══ EXCERPTED RECORDS

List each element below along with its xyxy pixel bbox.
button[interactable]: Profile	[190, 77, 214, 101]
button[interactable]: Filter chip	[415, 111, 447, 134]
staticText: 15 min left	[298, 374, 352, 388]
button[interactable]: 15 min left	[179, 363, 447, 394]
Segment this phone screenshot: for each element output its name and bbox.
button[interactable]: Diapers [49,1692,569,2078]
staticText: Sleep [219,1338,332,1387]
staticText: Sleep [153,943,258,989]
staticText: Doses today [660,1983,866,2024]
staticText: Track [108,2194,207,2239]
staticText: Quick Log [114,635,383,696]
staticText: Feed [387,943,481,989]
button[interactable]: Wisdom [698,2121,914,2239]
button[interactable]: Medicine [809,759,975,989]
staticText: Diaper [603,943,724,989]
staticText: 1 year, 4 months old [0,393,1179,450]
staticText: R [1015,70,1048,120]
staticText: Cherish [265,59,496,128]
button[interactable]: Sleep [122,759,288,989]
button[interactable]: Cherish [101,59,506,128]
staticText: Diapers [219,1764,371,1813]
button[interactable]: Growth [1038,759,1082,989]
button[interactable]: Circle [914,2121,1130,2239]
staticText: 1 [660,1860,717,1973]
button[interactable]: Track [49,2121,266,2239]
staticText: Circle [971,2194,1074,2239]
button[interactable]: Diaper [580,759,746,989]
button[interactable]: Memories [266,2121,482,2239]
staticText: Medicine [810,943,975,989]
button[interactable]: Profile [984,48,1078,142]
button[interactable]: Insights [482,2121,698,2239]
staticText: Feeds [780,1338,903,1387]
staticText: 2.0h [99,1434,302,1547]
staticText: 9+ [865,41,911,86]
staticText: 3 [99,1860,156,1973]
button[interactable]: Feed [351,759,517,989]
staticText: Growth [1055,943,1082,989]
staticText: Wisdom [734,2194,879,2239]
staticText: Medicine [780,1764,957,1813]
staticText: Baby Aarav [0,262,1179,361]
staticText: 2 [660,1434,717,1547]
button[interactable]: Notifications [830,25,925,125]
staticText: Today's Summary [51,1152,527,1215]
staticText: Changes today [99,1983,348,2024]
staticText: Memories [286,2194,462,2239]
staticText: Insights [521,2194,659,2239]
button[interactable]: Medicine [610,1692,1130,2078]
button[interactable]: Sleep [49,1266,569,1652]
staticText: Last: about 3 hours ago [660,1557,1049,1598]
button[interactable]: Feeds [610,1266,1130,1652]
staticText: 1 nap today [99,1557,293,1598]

════

(EXERCISE BRIEF) Copy the layout coordinate data above line for line, without changing a single character.

(REPLY TO THE TASK)
List each element below along with its xyxy pixel bbox.
button[interactable]: Profile	[190, 77, 214, 101]
button[interactable]: Filter chip	[415, 111, 447, 134]
staticText: 15 min left	[298, 374, 352, 388]
button[interactable]: 15 min left	[179, 363, 447, 394]
Segment this phone screenshot: for each element output its name and bbox.
button[interactable]: Diapers [49,1692,569,2078]
staticText: Sleep [219,1338,332,1387]
staticText: Sleep [153,943,258,989]
staticText: Doses today [660,1983,866,2024]
staticText: Track [108,2194,207,2239]
staticText: Quick Log [114,635,383,696]
staticText: Feed [387,943,481,989]
button[interactable]: Wisdom [698,2121,914,2239]
button[interactable]: Medicine [809,759,975,989]
staticText: Diaper [603,943,724,989]
staticText: 1 year, 4 months old [0,393,1179,450]
staticText: R [1015,70,1048,120]
staticText: Cherish [265,59,496,128]
button[interactable]: Sleep [122,759,288,989]
button[interactable]: Cherish [101,59,506,128]
staticText: Diapers [219,1764,371,1813]
button[interactable]: Growth [1038,759,1082,989]
button[interactable]: Circle [914,2121,1130,2239]
staticText: 1 [660,1860,717,1973]
button[interactable]: Track [49,2121,266,2239]
staticText: Circle [971,2194,1074,2239]
button[interactable]: Diaper [580,759,746,989]
button[interactable]: Memories [266,2121,482,2239]
staticText: Medicine [810,943,975,989]
button[interactable]: Profile [984,48,1078,142]
button[interactable]: Insights [482,2121,698,2239]
staticText: Feeds [780,1338,903,1387]
staticText: 2.0h [99,1434,302,1547]
staticText: 9+ [865,41,911,86]
staticText: 3 [99,1860,156,1973]
button[interactable]: Feed [351,759,517,989]
staticText: Growth [1055,943,1082,989]
staticText: Wisdom [734,2194,879,2239]
staticText: Medicine [780,1764,957,1813]
staticText: Baby Aarav [0,262,1179,361]
staticText: 2 [660,1434,717,1547]
button[interactable]: Notifications [830,25,925,125]
staticText: Today's Summary [51,1152,527,1215]
staticText: Changes today [99,1983,348,2024]
staticText: Memories [286,2194,462,2239]
staticText: Insights [521,2194,659,2239]
button[interactable]: Medicine [610,1692,1130,2078]
button[interactable]: Sleep [49,1266,569,1652]
staticText: Last: about 3 hours ago [660,1557,1049,1598]
button[interactable]: Feeds [610,1266,1130,1652]
staticText: 1 nap today [99,1557,293,1598]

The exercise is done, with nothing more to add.